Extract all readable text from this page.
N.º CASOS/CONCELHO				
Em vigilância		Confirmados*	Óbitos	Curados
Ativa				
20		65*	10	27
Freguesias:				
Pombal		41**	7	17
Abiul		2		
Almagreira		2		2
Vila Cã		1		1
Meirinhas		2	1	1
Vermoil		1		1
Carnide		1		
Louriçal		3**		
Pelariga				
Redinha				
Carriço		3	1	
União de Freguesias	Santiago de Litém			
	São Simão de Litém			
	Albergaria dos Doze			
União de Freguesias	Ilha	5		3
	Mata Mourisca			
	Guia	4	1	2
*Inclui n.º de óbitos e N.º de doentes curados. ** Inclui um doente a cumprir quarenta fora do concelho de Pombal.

■ **WRITTEN PROBLEM**
Of the lines above, how many contain the string "União"? Only the number is required.

■ **RESULT FOR THIS EXERCISE**
2